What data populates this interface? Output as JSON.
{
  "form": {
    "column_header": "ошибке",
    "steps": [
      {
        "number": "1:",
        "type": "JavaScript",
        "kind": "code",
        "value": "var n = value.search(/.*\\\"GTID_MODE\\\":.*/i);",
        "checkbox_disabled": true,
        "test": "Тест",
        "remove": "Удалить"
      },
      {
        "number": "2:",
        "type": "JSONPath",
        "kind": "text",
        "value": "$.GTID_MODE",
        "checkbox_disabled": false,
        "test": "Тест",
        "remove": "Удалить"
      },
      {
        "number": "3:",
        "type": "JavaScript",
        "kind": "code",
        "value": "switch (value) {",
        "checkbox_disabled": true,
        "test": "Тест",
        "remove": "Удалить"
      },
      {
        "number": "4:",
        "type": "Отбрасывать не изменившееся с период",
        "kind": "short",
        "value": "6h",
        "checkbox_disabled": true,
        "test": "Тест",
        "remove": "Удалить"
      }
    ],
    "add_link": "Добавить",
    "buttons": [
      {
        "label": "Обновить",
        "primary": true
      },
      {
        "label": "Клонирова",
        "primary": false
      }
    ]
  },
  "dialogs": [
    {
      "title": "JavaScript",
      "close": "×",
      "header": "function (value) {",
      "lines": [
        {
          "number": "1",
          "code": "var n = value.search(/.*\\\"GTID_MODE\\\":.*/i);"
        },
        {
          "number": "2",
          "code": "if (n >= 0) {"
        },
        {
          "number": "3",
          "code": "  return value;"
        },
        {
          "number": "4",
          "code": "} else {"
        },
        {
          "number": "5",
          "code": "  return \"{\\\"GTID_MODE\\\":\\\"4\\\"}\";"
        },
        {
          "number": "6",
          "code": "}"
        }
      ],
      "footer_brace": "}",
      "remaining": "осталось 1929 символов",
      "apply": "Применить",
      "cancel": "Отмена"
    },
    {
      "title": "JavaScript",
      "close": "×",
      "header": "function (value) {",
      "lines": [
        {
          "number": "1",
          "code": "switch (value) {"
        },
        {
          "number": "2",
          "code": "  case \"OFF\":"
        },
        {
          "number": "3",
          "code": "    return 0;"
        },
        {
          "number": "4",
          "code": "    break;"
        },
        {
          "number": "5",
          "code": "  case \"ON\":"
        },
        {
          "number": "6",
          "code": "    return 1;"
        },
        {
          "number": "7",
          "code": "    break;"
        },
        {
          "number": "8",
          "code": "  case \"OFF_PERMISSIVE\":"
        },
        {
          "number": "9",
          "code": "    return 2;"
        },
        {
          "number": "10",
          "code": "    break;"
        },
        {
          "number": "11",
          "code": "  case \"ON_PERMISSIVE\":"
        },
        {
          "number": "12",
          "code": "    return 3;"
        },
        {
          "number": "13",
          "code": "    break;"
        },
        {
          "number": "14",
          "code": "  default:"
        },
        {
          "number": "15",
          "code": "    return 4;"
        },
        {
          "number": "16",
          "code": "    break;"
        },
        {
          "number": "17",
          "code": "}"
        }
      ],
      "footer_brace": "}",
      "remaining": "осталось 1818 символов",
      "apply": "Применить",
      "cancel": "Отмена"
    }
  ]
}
= = = = = = =
Task statement:
Repeat the entries exactly, all of them.

Output:
What data populates this interface? Output as JSON.
{
  "form": {
    "column_header": "ошибке",
    "steps": [
      {
        "number": "1:",
        "type": "JavaScript",
        "kind": "code",
        "value": "var n = value.search(/.*\\\"GTID_MODE\\\":.*/i);",
        "checkbox_disabled": true,
        "test": "Тест",
        "remove": "Удалить"
      },
      {
        "number": "2:",
        "type": "JSONPath",
        "kind": "text",
        "value": "$.GTID_MODE",
        "checkbox_disabled": false,
        "test": "Тест",
        "remove": "Удалить"
      },
      {
        "number": "3:",
        "type": "JavaScript",
        "kind": "code",
        "value": "switch (value) {",
        "checkbox_disabled": true,
        "test": "Тест",
        "remove": "Удалить"
      },
      {
        "number": "4:",
        "type": "Отбрасывать не изменившееся с период",
        "kind": "short",
        "value": "6h",
        "checkbox_disabled": true,
        "test": "Тест",
        "remove": "Удалить"
      }
    ],
    "add_link": "Добавить",
    "buttons": [
      {
        "label": "Обновить",
        "primary": true
      },
      {
        "label": "Клонирова",
        "primary": false
      }
    ]
  },
  "dialogs": [
    {
      "title": "JavaScript",
      "close": "×",
      "header": "function (value) {",
      "lines": [
        {
          "number": "1",
          "code": "var n = value.search(/.*\\\"GTID_MODE\\\":.*/i);"
        },
        {
          "number": "2",
          "code": "if (n >= 0) {"
        },
        {
          "number": "3",
          "code": "  return value;"
        },
        {
          "number": "4",
          "code": "} else {"
        },
        {
          "number": "5",
          "code": "  return \"{\\\"GTID_MODE\\\":\\\"4\\\"}\";"
        },
        {
          "number": "6",
          "code": "}"
        }
      ],
      "footer_brace": "}",
      "remaining": "осталось 1929 символов",
      "apply": "Применить",
      "cancel": "Отмена"
    },
    {
      "title": "JavaScript",
      "close": "×",
      "header": "function (value) {",
      "lines": [
        {
          "number": "1",
          "code": "switch (value) {"
        },
        {
          "number": "2",
          "code": "  case \"OFF\":"
        },
        {
          "number": "3",
          "code": "    return 0;"
        },
        {
          "number": "4",
          "code": "    break;"
        },
        {
          "number": "5",
          "code": "  case \"ON\":"
        },
        {
          "number": "6",
          "code": "    return 1;"
        },
        {
          "number": "7",
          "code": "    break;"
        },
        {
          "number": "8",
          "code": "  case \"OFF_PERMISSIVE\":"
        },
        {
          "number": "9",
          "code": "    return 2;"
        },
        {
          "number": "10",
          "code": "    break;"
        },
        {
          "number": "11",
          "code": "  case \"ON_PERMISSIVE\":"
        },
        {
          "number": "12",
          "code": "    return 3;"
        },
        {
          "number": "13",
          "code": "    break;"
        },
        {
          "number": "14",
          "code": "  default:"
        },
        {
          "number": "15",
          "code": "    return 4;"
        },
        {
          "number": "16",
          "code": "    break;"
        },
        {
          "number": "17",
          "code": "}"
        }
      ],
      "footer_brace": "}",
      "remaining": "осталось 1818 символов",
      "apply": "Применить",
      "cancel": "Отмена"
    }
  ]
}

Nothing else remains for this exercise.